Stored data entries
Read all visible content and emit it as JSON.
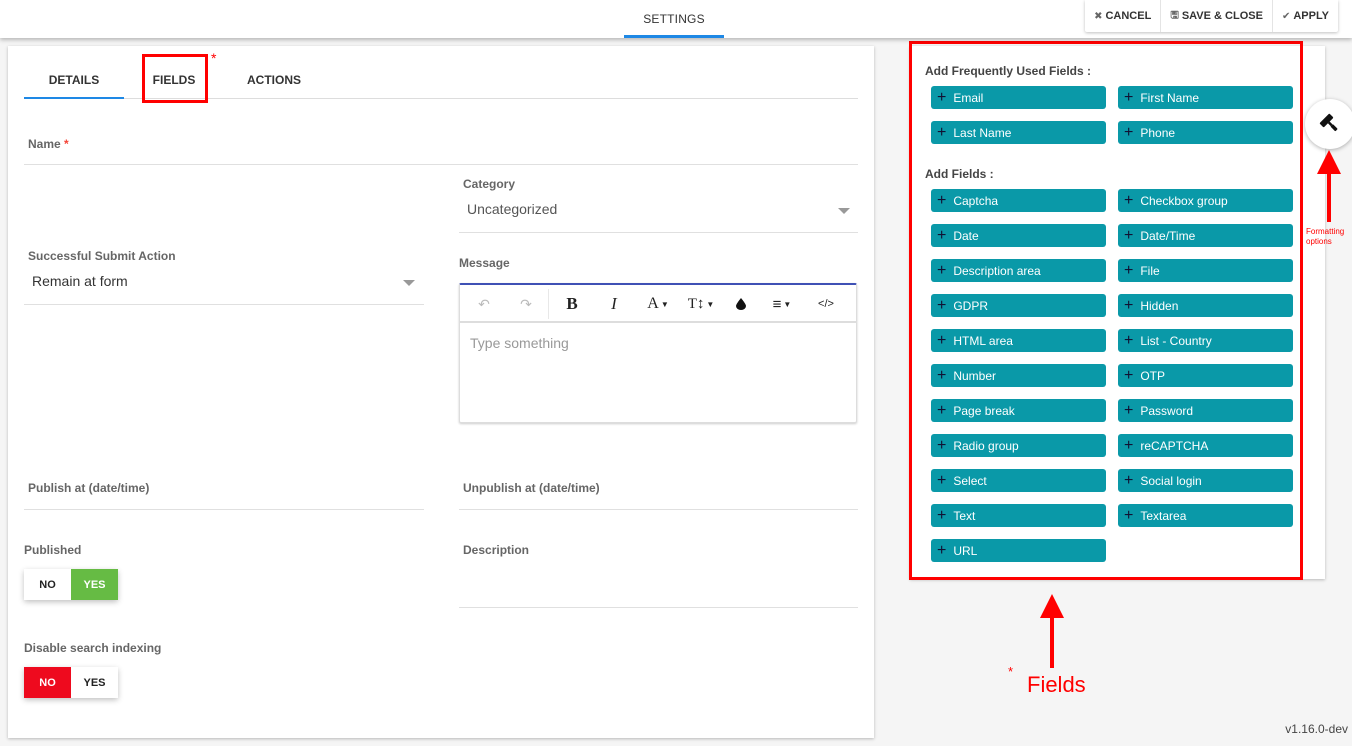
{
  "topbar": {
    "tab": "SETTINGS",
    "cancel": "CANCEL",
    "save_close": "SAVE & CLOSE",
    "apply": "APPLY"
  },
  "tabs": {
    "details": "DETAILS",
    "fields": "FIELDS",
    "actions": "ACTIONS"
  },
  "form": {
    "name_label": "Name",
    "required_mark": "*",
    "category_label": "Category",
    "category_value": "Uncategorized",
    "submit_action_label": "Successful Submit Action",
    "submit_action_value": "Remain at form",
    "message_label": "Message",
    "editor_placeholder": "Type something",
    "publish_label": "Publish at (date/time)",
    "unpublish_label": "Unpublish at (date/time)",
    "published_label": "Published",
    "description_label": "Description",
    "disable_indexing_label": "Disable search indexing",
    "published_toggle": {
      "no": "NO",
      "yes": "YES",
      "selected": "YES"
    },
    "indexing_toggle": {
      "no": "NO",
      "yes": "YES",
      "selected": "NO"
    }
  },
  "editor_toolbar": {
    "undo": "↶",
    "redo": "↷",
    "bold": "B",
    "italic": "I",
    "font_color": "A",
    "font_size": "T↕",
    "highlight": "💧",
    "align": "≡",
    "code": "</>"
  },
  "fields_panel": {
    "frequent_title": "Add Frequently Used Fields :",
    "frequent": [
      "Email",
      "First Name",
      "Last Name",
      "Phone"
    ],
    "all_title": "Add Fields :",
    "all": [
      "Captcha",
      "Checkbox group",
      "Date",
      "Date/Time",
      "Description area",
      "File",
      "GDPR",
      "Hidden",
      "HTML area",
      "List - Country",
      "Number",
      "OTP",
      "Page break",
      "Password",
      "Radio group",
      "reCAPTCHA",
      "Select",
      "Social login",
      "Text",
      "Textarea",
      "URL"
    ]
  },
  "annotations": {
    "star": "*",
    "fields_label": "Fields",
    "formatting_label_1": "Formatting",
    "formatting_label_2": "options"
  },
  "version": "v1.16.0-dev",
  "colors": {
    "accent": "#1e88e5",
    "field_button": "#0a99a8",
    "yes_green": "#66bb44",
    "no_red": "#ee0a1e",
    "annotation": "#ff0000"
  }
}
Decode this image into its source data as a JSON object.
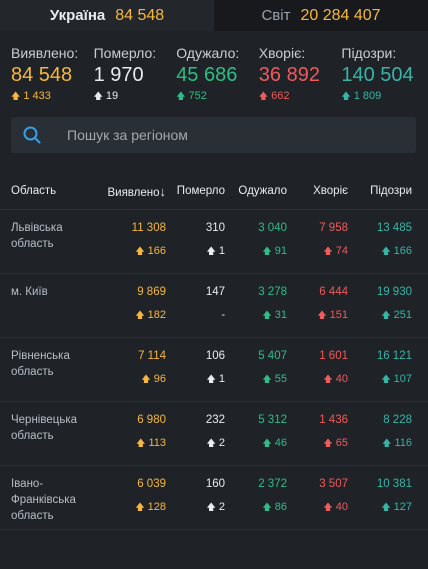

What is needed: Copy the records above exactly. The pictures are not part of the copy.

Output of the task:
Read all visible content and emit it as JSON.
{
  "topbar": {
    "tab": "SETTINGS",
    "cancel": "CANCEL",
    "save_close": "SAVE & CLOSE",
    "apply": "APPLY"
  },
  "tabs": {
    "details": "DETAILS",
    "fields": "FIELDS",
    "actions": "ACTIONS"
  },
  "form": {
    "name_label": "Name",
    "required_mark": "*",
    "category_label": "Category",
    "category_value": "Uncategorized",
    "submit_action_label": "Successful Submit Action",
    "submit_action_value": "Remain at form",
    "message_label": "Message",
    "editor_placeholder": "Type something",
    "publish_label": "Publish at (date/time)",
    "unpublish_label": "Unpublish at (date/time)",
    "published_label": "Published",
    "description_label": "Description",
    "disable_indexing_label": "Disable search indexing",
    "published_toggle": {
      "no": "NO",
      "yes": "YES",
      "selected": "YES"
    },
    "indexing_toggle": {
      "no": "NO",
      "yes": "YES",
      "selected": "NO"
    }
  },
  "editor_toolbar": {
    "undo": "↶",
    "redo": "↷",
    "bold": "B",
    "italic": "I",
    "font_color": "A",
    "font_size": "T↕",
    "highlight": "💧",
    "align": "≡",
    "code": "</>"
  },
  "fields_panel": {
    "frequent_title": "Add Frequently Used Fields :",
    "frequent": [
      "Email",
      "First Name",
      "Last Name",
      "Phone"
    ],
    "all_title": "Add Fields :",
    "all": [
      "Captcha",
      "Checkbox group",
      "Date",
      "Date/Time",
      "Description area",
      "File",
      "GDPR",
      "Hidden",
      "HTML area",
      "List - Country",
      "Number",
      "OTP",
      "Page break",
      "Password",
      "Radio group",
      "reCAPTCHA",
      "Select",
      "Social login",
      "Text",
      "Textarea",
      "URL"
    ]
  },
  "annotations": {
    "star": "*",
    "fields_label": "Fields",
    "formatting_label_1": "Formatting",
    "formatting_label_2": "options"
  },
  "version": "v1.16.0-dev",
  "colors": {
    "accent": "#1e88e5",
    "field_button": "#0a99a8",
    "yes_green": "#66bb44",
    "no_red": "#ee0a1e",
    "annotation": "#ff0000"
  }
}
Decode this image into its source data as a JSON object.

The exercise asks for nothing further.